→ **WRITTEN EXERCISE**
Wherever "pouvait" appears in a line, list that line.

→ **DATA ENTRIES**
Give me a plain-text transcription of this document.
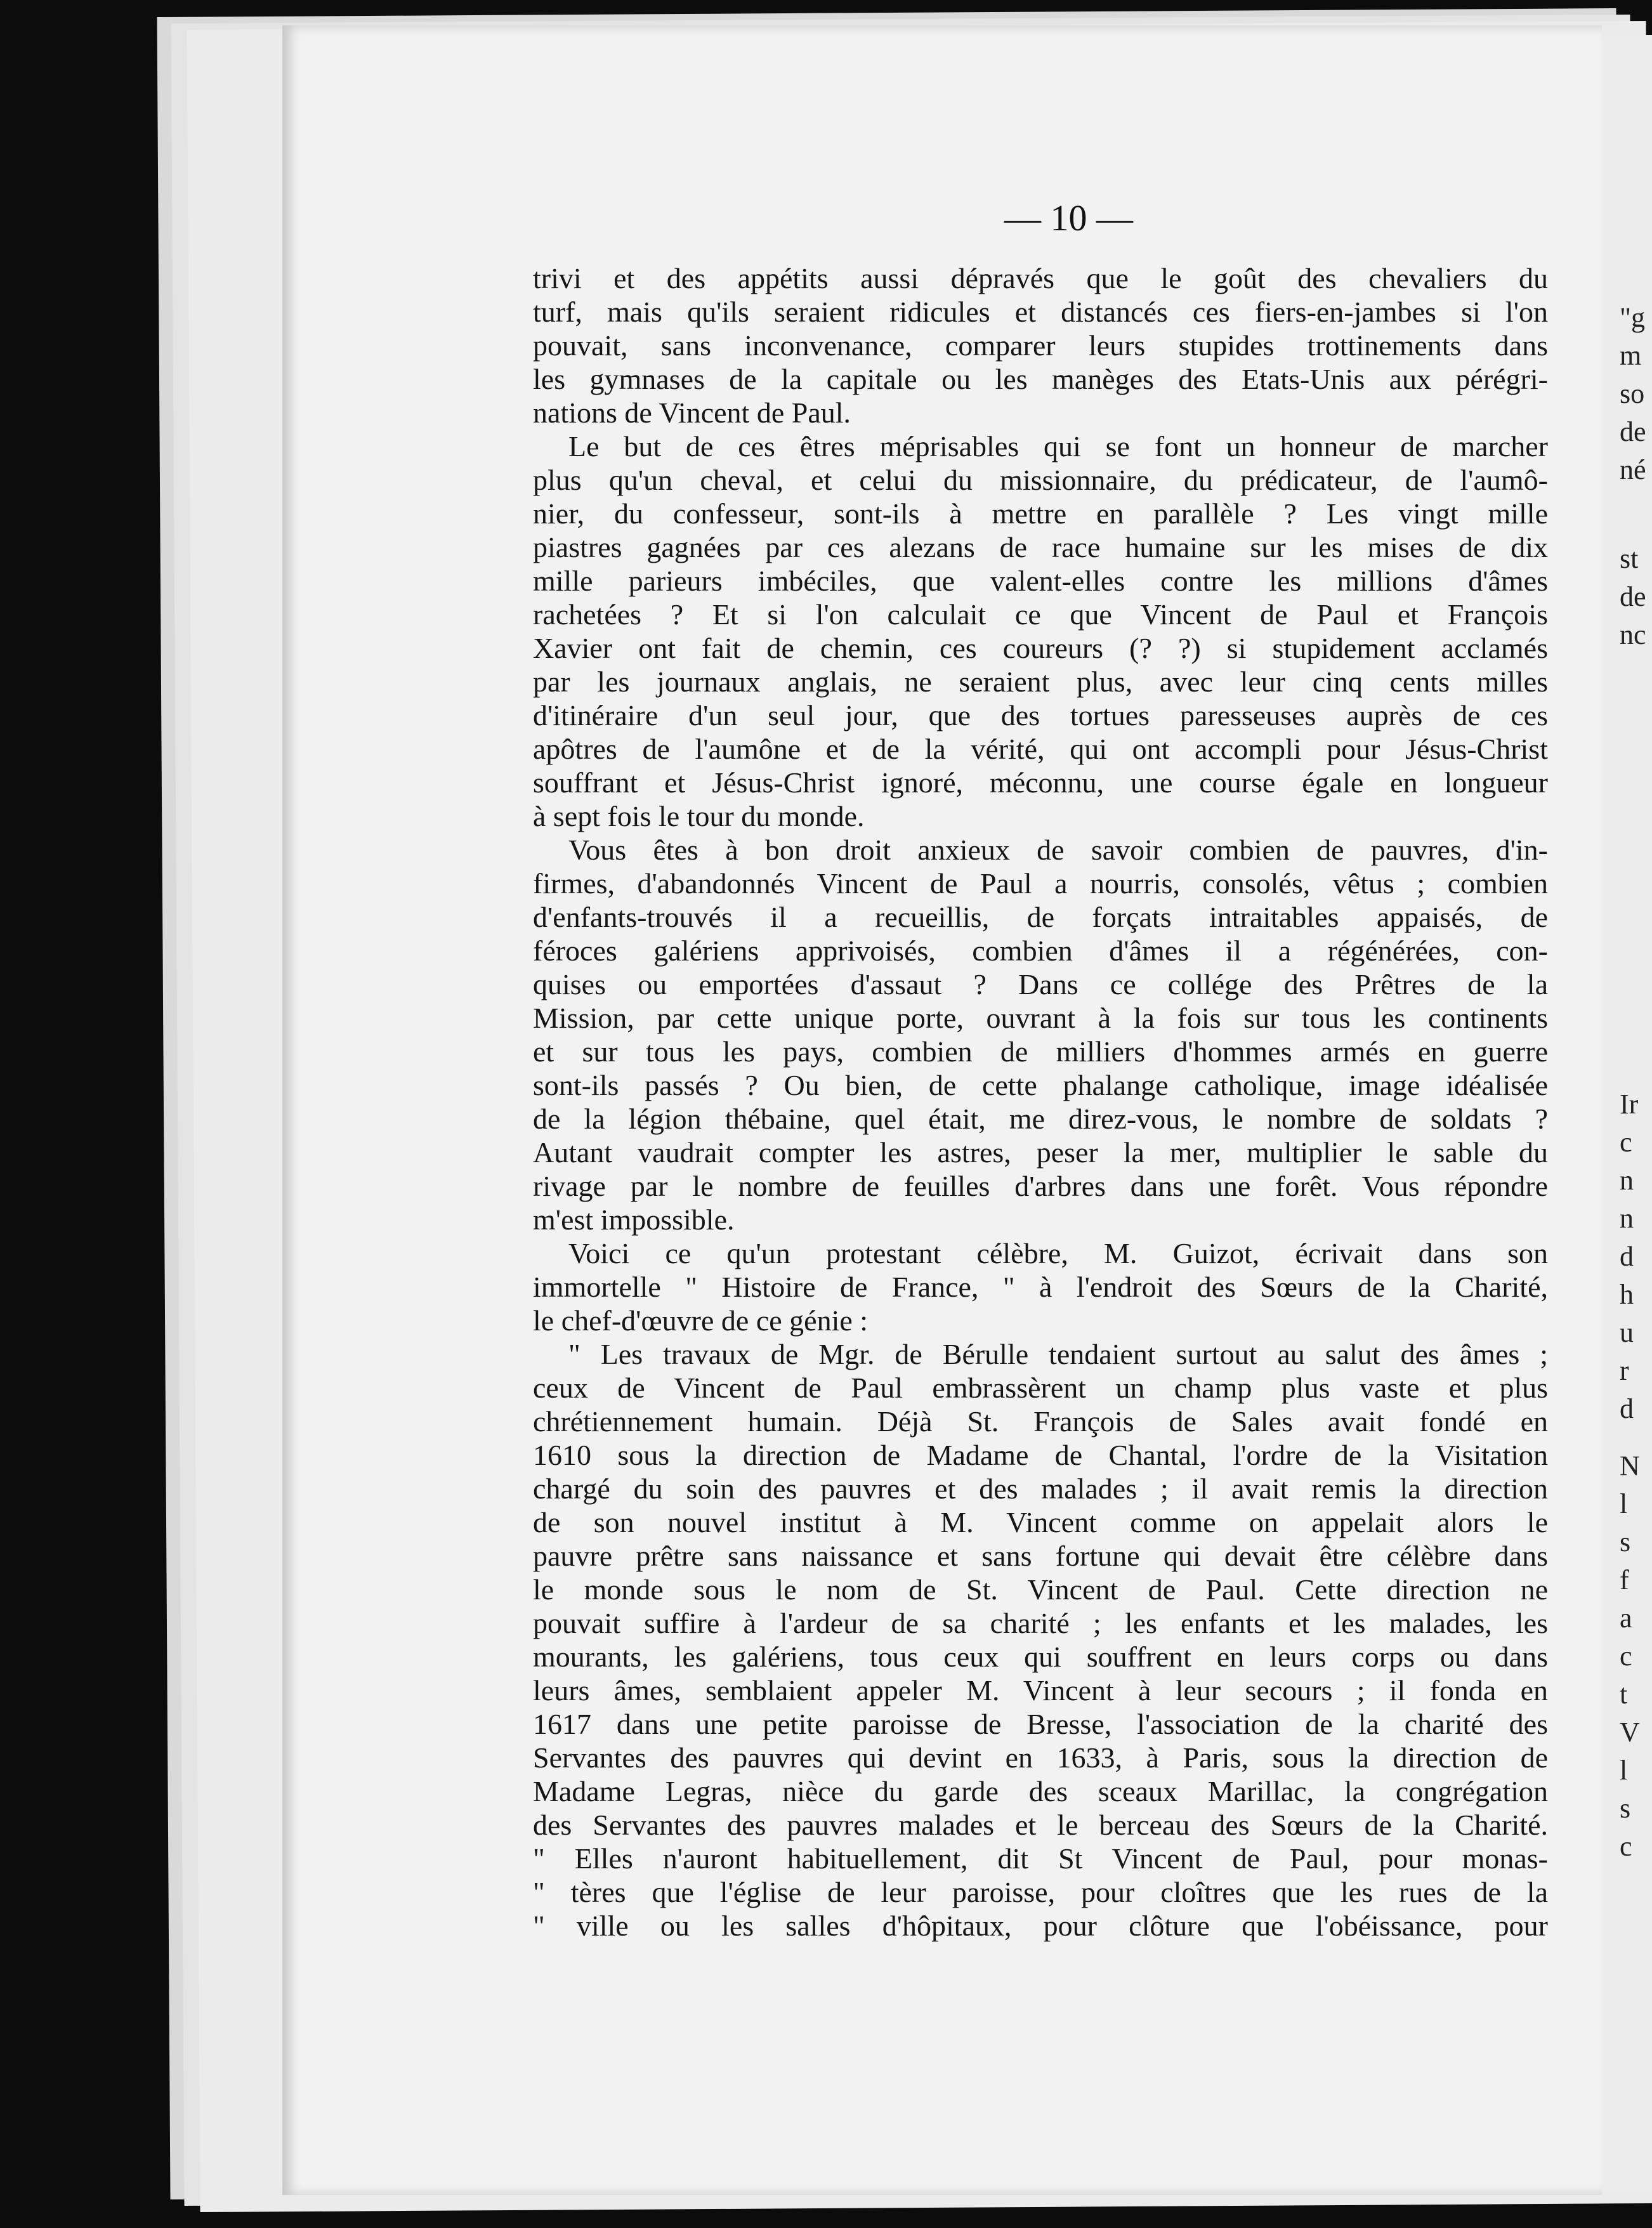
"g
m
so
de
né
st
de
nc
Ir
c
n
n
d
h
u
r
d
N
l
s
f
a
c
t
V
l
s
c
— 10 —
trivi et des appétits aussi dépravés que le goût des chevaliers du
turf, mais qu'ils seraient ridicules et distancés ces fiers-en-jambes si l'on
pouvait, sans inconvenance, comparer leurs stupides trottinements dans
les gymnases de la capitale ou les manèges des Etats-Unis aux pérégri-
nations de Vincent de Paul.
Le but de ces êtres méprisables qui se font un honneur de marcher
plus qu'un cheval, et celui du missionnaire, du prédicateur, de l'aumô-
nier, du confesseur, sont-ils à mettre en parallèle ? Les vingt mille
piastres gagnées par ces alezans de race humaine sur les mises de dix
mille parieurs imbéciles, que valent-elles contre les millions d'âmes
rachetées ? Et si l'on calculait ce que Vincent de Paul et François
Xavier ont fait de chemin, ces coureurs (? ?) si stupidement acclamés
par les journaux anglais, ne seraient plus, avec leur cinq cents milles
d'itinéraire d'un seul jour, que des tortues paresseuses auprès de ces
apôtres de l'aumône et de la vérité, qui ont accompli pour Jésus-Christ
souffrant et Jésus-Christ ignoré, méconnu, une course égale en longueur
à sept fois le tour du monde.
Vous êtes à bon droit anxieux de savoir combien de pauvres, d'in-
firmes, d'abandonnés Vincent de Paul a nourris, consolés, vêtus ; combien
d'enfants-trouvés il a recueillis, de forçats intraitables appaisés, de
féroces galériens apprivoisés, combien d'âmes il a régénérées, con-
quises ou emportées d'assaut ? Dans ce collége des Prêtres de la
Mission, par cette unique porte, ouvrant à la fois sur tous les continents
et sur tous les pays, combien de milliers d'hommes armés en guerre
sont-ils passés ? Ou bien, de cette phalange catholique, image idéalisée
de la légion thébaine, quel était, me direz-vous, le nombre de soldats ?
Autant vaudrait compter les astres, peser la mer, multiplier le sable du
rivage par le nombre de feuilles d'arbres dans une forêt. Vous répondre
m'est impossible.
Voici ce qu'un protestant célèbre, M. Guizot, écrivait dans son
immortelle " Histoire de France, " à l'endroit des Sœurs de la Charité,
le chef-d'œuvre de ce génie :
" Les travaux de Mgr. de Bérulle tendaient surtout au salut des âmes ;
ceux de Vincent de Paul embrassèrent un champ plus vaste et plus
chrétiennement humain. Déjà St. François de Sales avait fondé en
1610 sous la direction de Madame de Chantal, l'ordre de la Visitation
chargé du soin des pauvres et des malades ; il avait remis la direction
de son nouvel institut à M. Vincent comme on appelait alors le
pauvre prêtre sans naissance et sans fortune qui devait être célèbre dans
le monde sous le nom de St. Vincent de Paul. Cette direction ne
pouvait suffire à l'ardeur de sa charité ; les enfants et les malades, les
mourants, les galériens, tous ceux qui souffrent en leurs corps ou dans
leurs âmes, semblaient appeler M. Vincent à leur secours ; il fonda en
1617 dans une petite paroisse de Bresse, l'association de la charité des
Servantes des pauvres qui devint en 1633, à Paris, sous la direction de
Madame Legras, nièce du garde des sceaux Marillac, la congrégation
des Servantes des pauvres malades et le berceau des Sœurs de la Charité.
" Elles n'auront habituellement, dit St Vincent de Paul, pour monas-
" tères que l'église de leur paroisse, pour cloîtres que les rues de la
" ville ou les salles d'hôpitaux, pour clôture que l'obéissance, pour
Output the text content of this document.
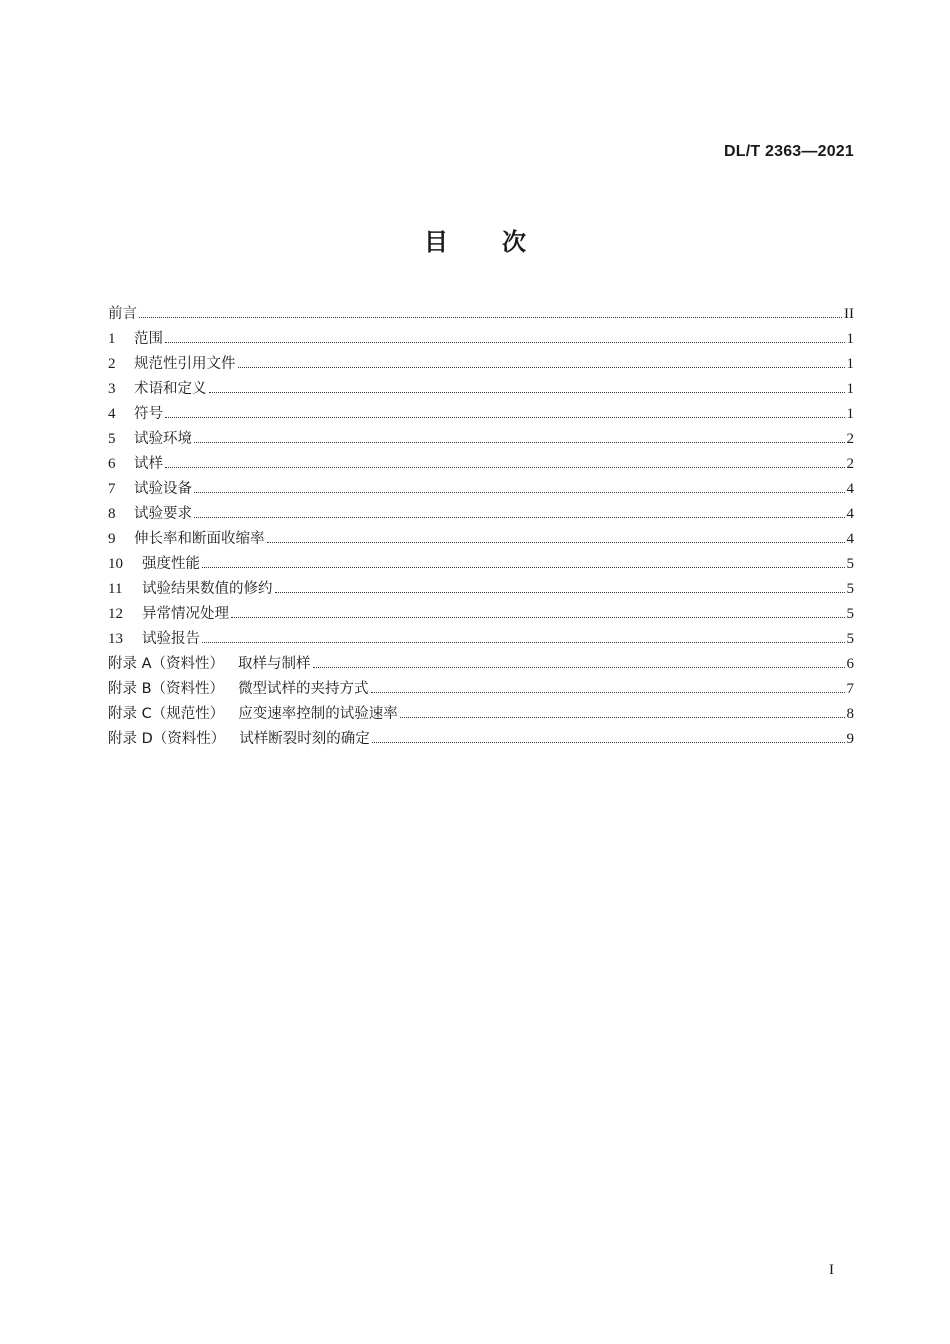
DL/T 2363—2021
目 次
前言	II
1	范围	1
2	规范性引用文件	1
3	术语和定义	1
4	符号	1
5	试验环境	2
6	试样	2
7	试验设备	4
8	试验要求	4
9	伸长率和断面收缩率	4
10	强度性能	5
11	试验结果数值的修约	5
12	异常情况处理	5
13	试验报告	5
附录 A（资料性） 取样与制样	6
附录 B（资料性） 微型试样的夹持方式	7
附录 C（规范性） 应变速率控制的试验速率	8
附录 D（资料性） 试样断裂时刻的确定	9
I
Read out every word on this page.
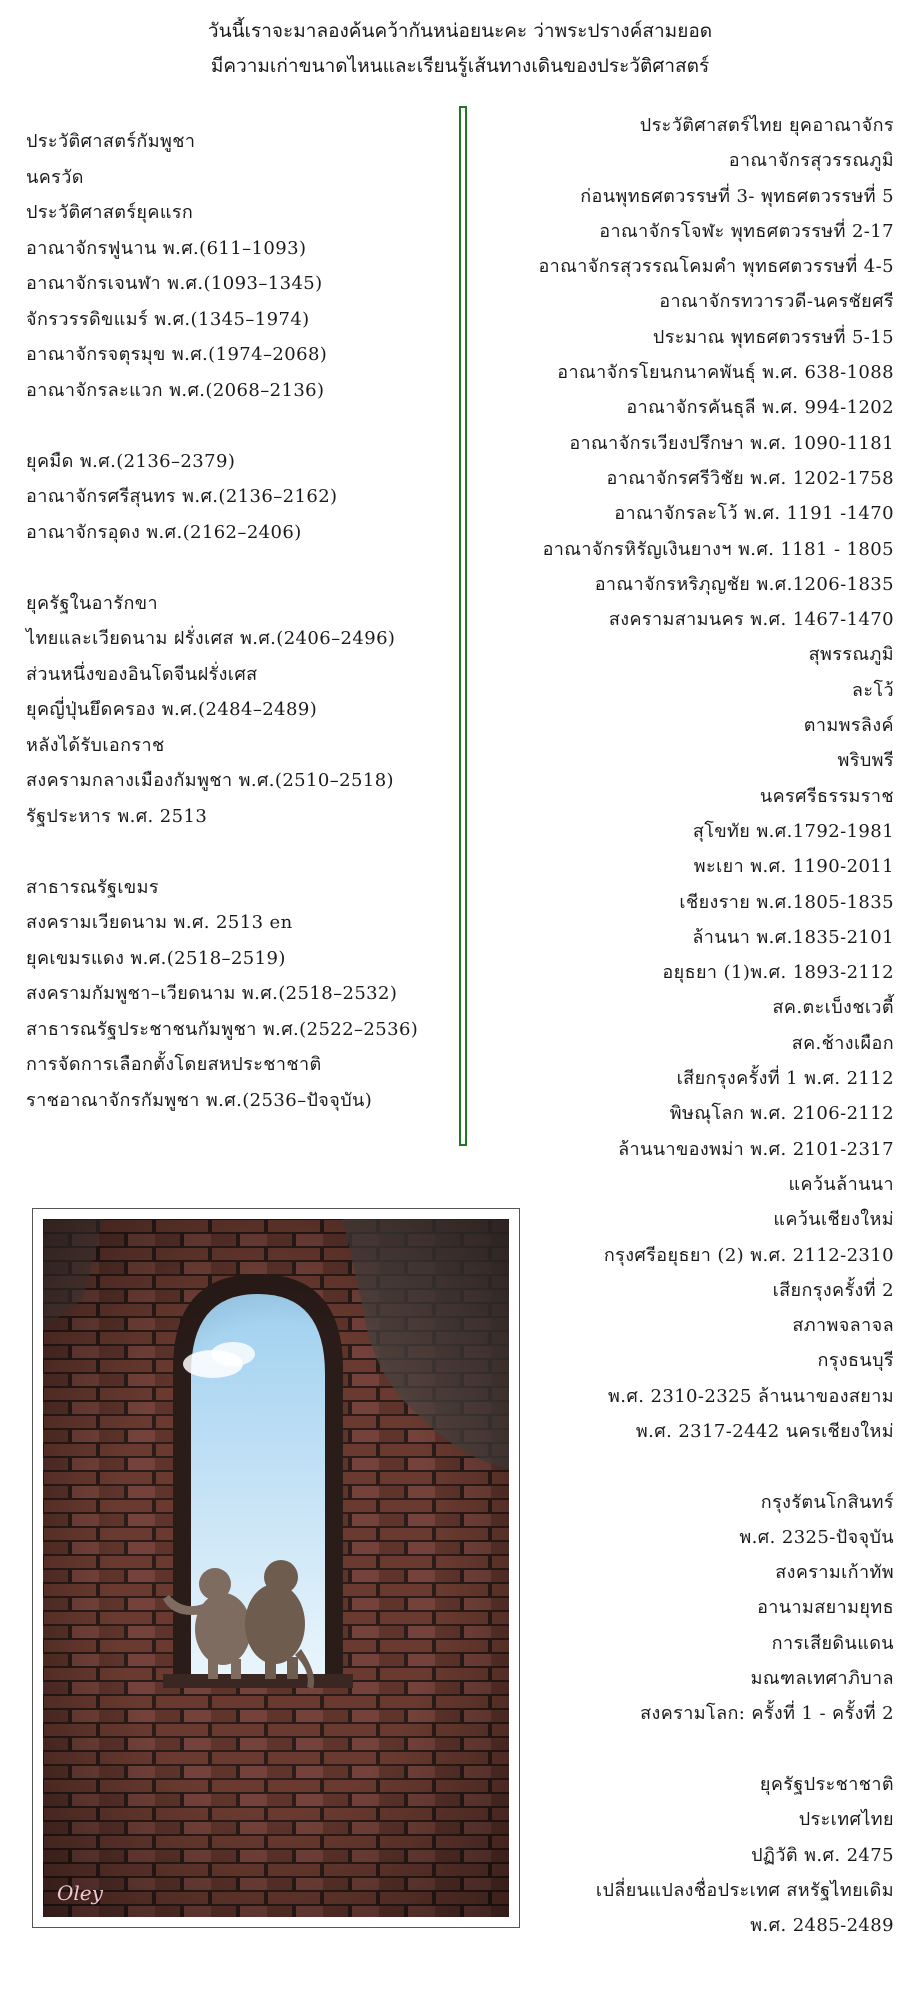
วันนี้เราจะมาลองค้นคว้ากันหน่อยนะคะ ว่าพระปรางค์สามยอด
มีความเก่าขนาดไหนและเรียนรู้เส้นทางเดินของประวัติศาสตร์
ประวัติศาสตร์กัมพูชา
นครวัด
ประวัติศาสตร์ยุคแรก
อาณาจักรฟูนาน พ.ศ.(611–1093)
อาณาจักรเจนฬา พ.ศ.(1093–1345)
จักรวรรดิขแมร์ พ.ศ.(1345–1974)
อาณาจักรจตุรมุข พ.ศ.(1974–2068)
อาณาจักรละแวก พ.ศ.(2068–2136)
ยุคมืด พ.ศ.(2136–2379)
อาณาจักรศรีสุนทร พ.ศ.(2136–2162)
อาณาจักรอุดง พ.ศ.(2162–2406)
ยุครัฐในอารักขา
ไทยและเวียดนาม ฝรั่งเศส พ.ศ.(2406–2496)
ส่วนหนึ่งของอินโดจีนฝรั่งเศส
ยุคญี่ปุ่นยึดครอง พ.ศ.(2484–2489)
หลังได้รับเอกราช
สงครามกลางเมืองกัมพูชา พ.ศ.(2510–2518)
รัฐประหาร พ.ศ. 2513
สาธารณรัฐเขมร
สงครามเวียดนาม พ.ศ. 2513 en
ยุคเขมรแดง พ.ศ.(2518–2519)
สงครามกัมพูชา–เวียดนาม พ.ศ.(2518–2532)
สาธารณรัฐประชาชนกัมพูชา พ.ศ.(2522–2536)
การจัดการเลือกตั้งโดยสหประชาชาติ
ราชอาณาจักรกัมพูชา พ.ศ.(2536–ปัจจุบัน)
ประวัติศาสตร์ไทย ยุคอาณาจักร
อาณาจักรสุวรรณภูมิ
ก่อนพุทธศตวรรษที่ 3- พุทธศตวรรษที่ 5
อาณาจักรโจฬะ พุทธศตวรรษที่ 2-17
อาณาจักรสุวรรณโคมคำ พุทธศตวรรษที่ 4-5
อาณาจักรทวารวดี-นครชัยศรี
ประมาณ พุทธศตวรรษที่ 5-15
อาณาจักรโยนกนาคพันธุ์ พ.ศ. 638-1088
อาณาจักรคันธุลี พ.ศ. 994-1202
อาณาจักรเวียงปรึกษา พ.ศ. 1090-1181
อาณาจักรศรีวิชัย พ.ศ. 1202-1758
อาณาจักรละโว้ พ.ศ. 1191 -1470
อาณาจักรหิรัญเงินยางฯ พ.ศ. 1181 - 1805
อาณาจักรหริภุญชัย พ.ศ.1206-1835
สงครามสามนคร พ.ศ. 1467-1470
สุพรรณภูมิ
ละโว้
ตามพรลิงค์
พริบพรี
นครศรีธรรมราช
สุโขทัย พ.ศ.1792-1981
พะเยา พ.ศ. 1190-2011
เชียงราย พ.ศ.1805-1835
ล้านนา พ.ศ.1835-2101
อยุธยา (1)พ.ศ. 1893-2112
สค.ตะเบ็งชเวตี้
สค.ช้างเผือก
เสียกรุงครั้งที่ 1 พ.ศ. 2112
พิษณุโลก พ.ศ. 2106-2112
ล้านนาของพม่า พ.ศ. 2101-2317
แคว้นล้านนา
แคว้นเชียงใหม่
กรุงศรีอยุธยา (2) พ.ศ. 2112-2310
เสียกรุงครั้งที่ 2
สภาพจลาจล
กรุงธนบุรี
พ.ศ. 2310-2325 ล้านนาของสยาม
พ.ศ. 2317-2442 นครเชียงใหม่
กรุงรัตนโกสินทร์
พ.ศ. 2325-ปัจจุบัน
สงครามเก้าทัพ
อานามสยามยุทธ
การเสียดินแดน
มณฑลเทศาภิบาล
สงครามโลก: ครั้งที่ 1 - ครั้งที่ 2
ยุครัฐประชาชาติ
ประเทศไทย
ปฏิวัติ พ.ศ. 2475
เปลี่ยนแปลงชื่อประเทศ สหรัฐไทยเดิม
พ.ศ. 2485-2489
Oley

→ **EXPECTED OUTPUT**
pouvait, sans inconvenance, comparer leurs stupides trottinements dans
pouvait suffire à l'ardeur de sa charité ; les enfants et les malades, les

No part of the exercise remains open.